**Excerpted text:**

>> BEGIN

The identification of active faults was based on geological, geomorphic and tectonic data. Factors contributing to assessing the age of the latest fault activity were: the tectonic displacement of late quaternary deposits, the landforms and the geomorphic indications of the region and the freshness of the faults’ surfaces, as well as their dynamic characteristics. For the processing of the tectonic striations measured on the fault surfaces, the GEOLDYSOFT software (Carey and Mercier 1987) was used. Further information was provided by historic data about the island’s seismic damages as well as by new seismotectonic data after the 2003 event.

For the Coulomb stress changes after each seismic rupture, the Coulomb 3.1 software of the U.S. Geological Survey was used (King et al. 1994; Toda et al. 1998). The Coulomb 3 is designed to investigate Coulomb stress changes on mapped faults and earthquake nodal planes and to estimate how an earthquake promotes or inhibits failure on nearby faults. Calculations are made in an elastic halfspace with uniform isotropic elastic properties, following Okada (1992). When an earthquake reduces the average value of the shear stress on the fault that slipped, shear stress rises at sites in addition to the fault tips. The Coulomb failure stress change, Dsf is defined as:

$$ {\text{Dsf}} = {\text{Dt}} + m \, \left( {{\text{DP}} + {\text{Dsn}}} \right) $$

where Dt is the shear stress change on a fault (reckoned positive in the direction of fault slip), Dsn is the normal stress change (positive if the fault is unclamped), DP is the pore pressure change in the fault zone (positive in compression) and m is the friction coefficient (with range 0–1). Failure is encouraged if Dsf is positive and discouraged if negative; both increased shear and unclamping of faults promote failure.

Data processing was based on Matlab 7.X and latest versions. Entry files have been created starting from the chronologically first seismic rupture with the addition of one rupture at a time. As a result of the superposition principle, assuming linear elastic behaviour of the crust, the Coulomb stresses caused by each subsequent rupture were added to the stresses calculated from previous and all preexisting ruptures.

3 Fault evaluation

The neotectonic fault pattern in Lefkada consists of a large number of faults, mainly “inherited” from older tectonic phases. They present well formed polished surfaces in preneogene limestones and dolomites, and on their hanging wall, different generations of breccias are accumulated, indicating their repeated activity. Many small faults affect also the neogene formations that crop out in the north-east and south-west parts of the island. These are mainly inverse and strike-slip faults and secondarily oblique-slip and normal faults. There is a characteristic difference in recent tectonism between the eastern and the western part of the island, which is most interesting from the perspective of geological hazard. Near the east coasts, faults are smaller with much eroded surfaces, which show that they are not active, while weathering factors have played major role in the evolution of this area. Or, the important active faults are located in the western part of Lefkada, as illustrated on the map of Fig. 3.

>> END

**Written instruction A:** According to the text on Lefkada's faults, where are the important active faults located?

**Data rows:**
>> BEGIN

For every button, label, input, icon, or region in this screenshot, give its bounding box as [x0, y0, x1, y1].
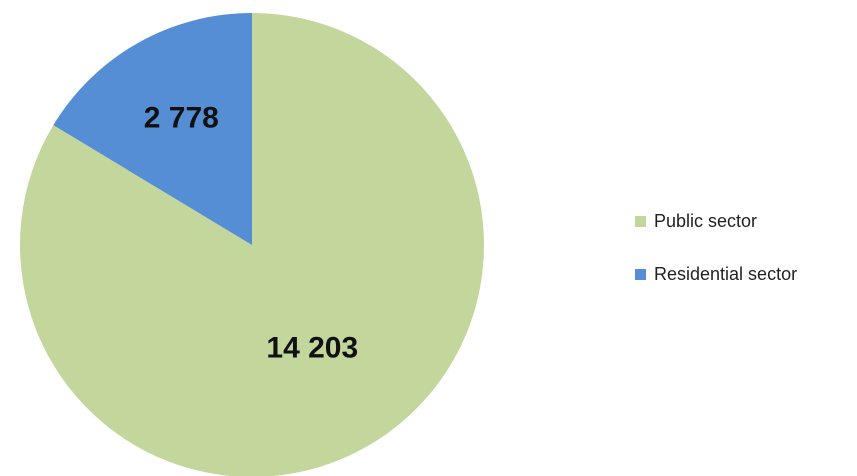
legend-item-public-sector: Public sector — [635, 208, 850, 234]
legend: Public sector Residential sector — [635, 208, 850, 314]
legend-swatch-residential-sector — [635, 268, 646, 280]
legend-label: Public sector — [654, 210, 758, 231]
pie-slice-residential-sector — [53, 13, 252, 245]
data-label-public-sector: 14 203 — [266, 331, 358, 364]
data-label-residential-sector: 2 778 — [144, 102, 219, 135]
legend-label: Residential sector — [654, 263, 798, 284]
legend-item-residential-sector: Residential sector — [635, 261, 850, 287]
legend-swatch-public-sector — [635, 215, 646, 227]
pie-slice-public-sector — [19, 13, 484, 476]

>> END

**Written instruction B:** Output every line of the records as a numbered list, omitting blank lines and leaving out the pictures.

**Full output A:** They are located in the western part of Lefkada.

**Full output B:**
1. For every button, label, input, icon, or region in this screenshot, give its bounding box as [x0, y0, x1, y1].
2. legend-item-public-sector: Public sector — [635, 208, 850, 234]
3. legend: Public sector Residential sector — [635, 208, 850, 314]
4. legend-swatch-residential-sector — [635, 268, 646, 280]
5. legend-label: Public sector — [654, 210, 758, 231]
6. pie-slice-residential-sector — [53, 13, 252, 245]
7. data-label-public-sector: 14 203 — [266, 331, 358, 364]
8. data-label-residential-sector: 2 778 — [144, 102, 219, 135]
9. legend-label: Residential sector — [654, 263, 798, 284]
10. legend-item-residential-sector: Residential sector — [635, 261, 850, 287]
11. legend-swatch-public-sector — [635, 215, 646, 227]
12. pie-slice-public-sector — [19, 13, 484, 476]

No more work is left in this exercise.